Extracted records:
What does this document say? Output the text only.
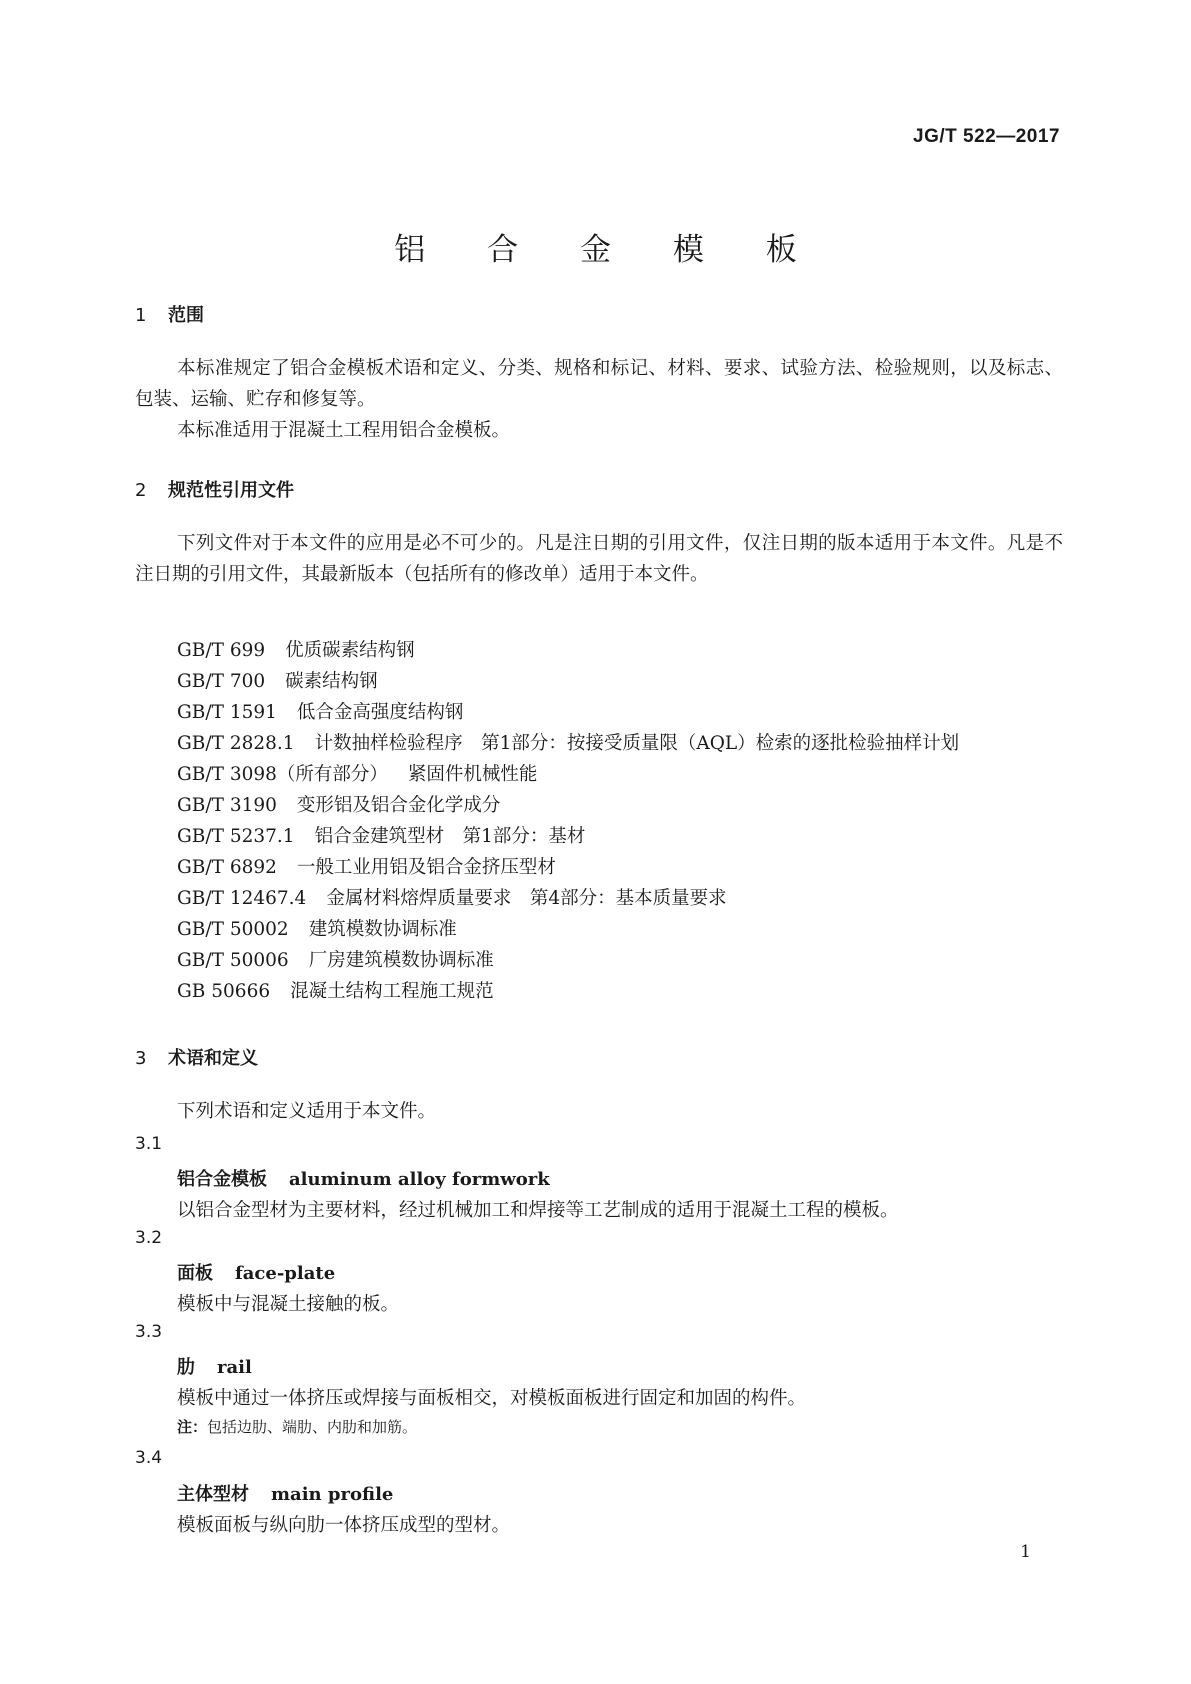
JG/T 522—2017
铝 合 金 模 板
1 范围

本标准规定了铝合金模板术语和定义、分类、规格和标记、材料、要求、试验方法、检验规则，以及标志、包装、运输、贮存和修复等。

本标准适用于混凝土工程用铝合金模板。

2 规范性引用文件

下列文件对于本文件的应用是必不可少的。凡是注日期的引用文件，仅注日期的版本适用于本文件。凡是不注日期的引用文件，其最新版本（包括所有的修改单）适用于本文件。

GB/T 699 优质碳素结构钢
GB/T 700 碳素结构钢
GB/T 1591 低合金高强度结构钢
GB/T 2828.1 计数抽样检验程序　第1部分：按接受质量限（AQL）检索的逐批检验抽样计划
GB/T 3098（所有部分） 紧固件机械性能
GB/T 3190 变形铝及铝合金化学成分
GB/T 5237.1 铝合金建筑型材　第1部分：基材
GB/T 6892 一般工业用铝及铝合金挤压型材
GB/T 12467.4 金属材料熔焊质量要求　第4部分：基本质量要求
GB/T 50002 建筑模数协调标准
GB/T 50006 厂房建筑模数协调标准
GB 50666 混凝土结构工程施工规范
3 术语和定义

下列术语和定义适用于本文件。

3.1
铝合金模板 aluminum alloy formwork
以铝合金型材为主要材料，经过机械加工和焊接等工艺制成的适用于混凝土工程的模板。
3.2
面板 face-plate
模板中与混凝土接触的板。
3.3
肋 rail
模板中通过一体挤压或焊接与面板相交，对模板面板进行固定和加固的构件。
注：包括边肋、端肋、内肋和加筋。
3.4
主体型材 main profile
模板面板与纵向肋一体挤压成型的型材。
1
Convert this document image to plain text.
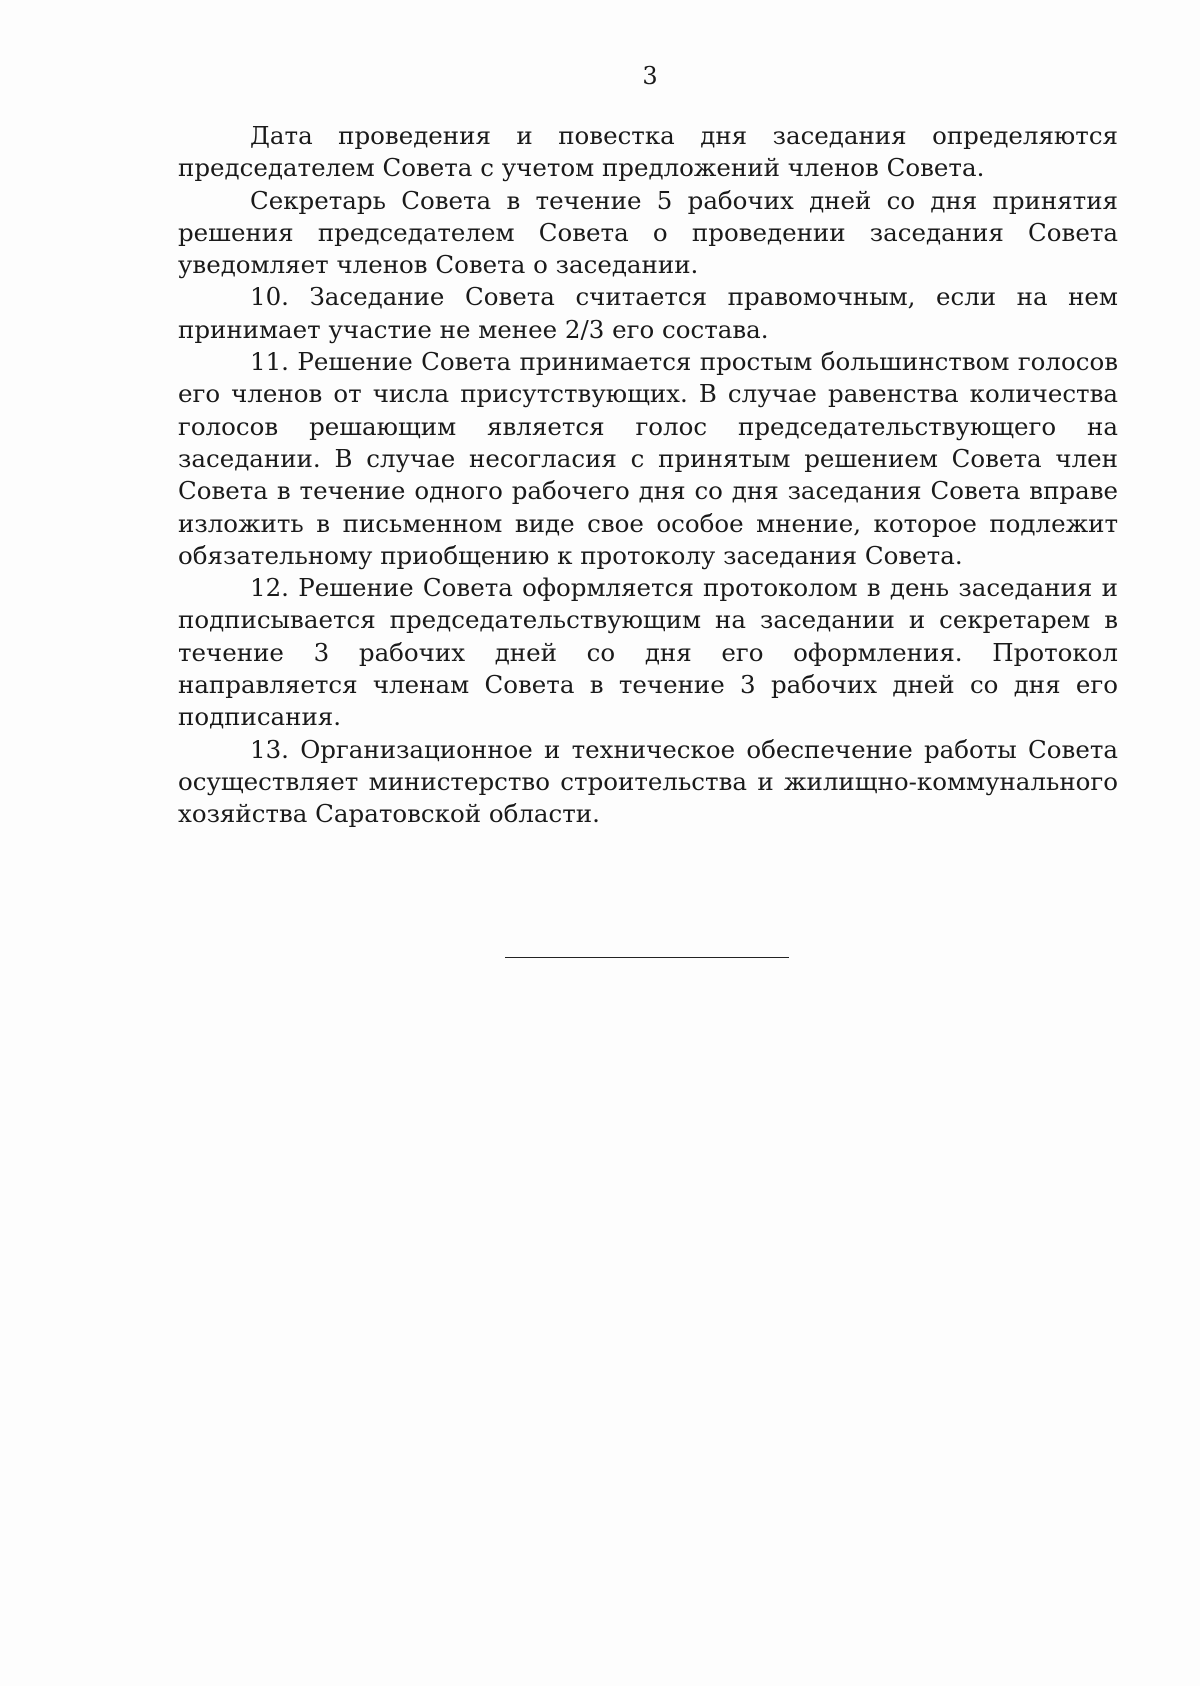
3

Дата проведения и повестка дня заседания определяются председателем Совета с учетом предложений членов Совета.

Секретарь Совета в течение 5 рабочих дней со дня принятия решения председателем Совета о проведении заседания Совета уведомляет членов Совета о заседании.

10. Заседание Совета считается правомочным, если на нем принимает участие не менее 2/3 его состава.

11. Решение Совета принимается простым большинством голосов его членов от числа присутствующих. В случае равенства количества голосов решающим является голос председательствующего на заседании. В случае несогласия с принятым решением Совета член Совета в течение одного рабочего дня со дня заседания Совета вправе изложить в письменном виде свое особое мнение, которое подлежит обязательному приобщению к протоколу заседания Совета.

12. Решение Совета оформляется протоколом в день заседания и подписывается председательствующим на заседании и секретарем в течение 3 рабочих дней со дня его оформления. Протокол направляется членам Совета в течение 3 рабочих дней со дня его подписания.

13. Организационное и техническое обеспечение работы Совета осуществляет министерство строительства и жилищно-коммунального хозяйства Саратовской области.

WHAT THE TASK ASKS -
Output exactly the lines from the one containing "Convert this document image to plain text." through the last line of the records above, both included, leaving out any pictures.

TASK OUTPUT -
Convert this document image to plain text.
3

Дата проведения и повестка дня заседания определяются председателем Совета с учетом предложений членов Совета.

Секретарь Совета в течение 5 рабочих дней со дня принятия решения председателем Совета о проведении заседания Совета уведомляет членов Совета о заседании.

10. Заседание Совета считается правомочным, если на нем принимает участие не менее 2/3 его состава.

11. Решение Совета принимается простым большинством голосов его членов от числа присутствующих. В случае равенства количества голосов решающим является голос председательствующего на заседании. В случае несогласия с принятым решением Совета член Совета в течение одного рабочего дня со дня заседания Совета вправе изложить в письменном виде свое особое мнение, которое подлежит обязательному приобщению к протоколу заседания Совета.

12. Решение Совета оформляется протоколом в день заседания и подписывается председательствующим на заседании и секретарем в течение 3 рабочих дней со дня его оформления. Протокол направляется членам Совета в течение 3 рабочих дней со дня его подписания.

13. Организационное и техническое обеспечение работы Совета осуществляет министерство строительства и жилищно-коммунального хозяйства Саратовской области.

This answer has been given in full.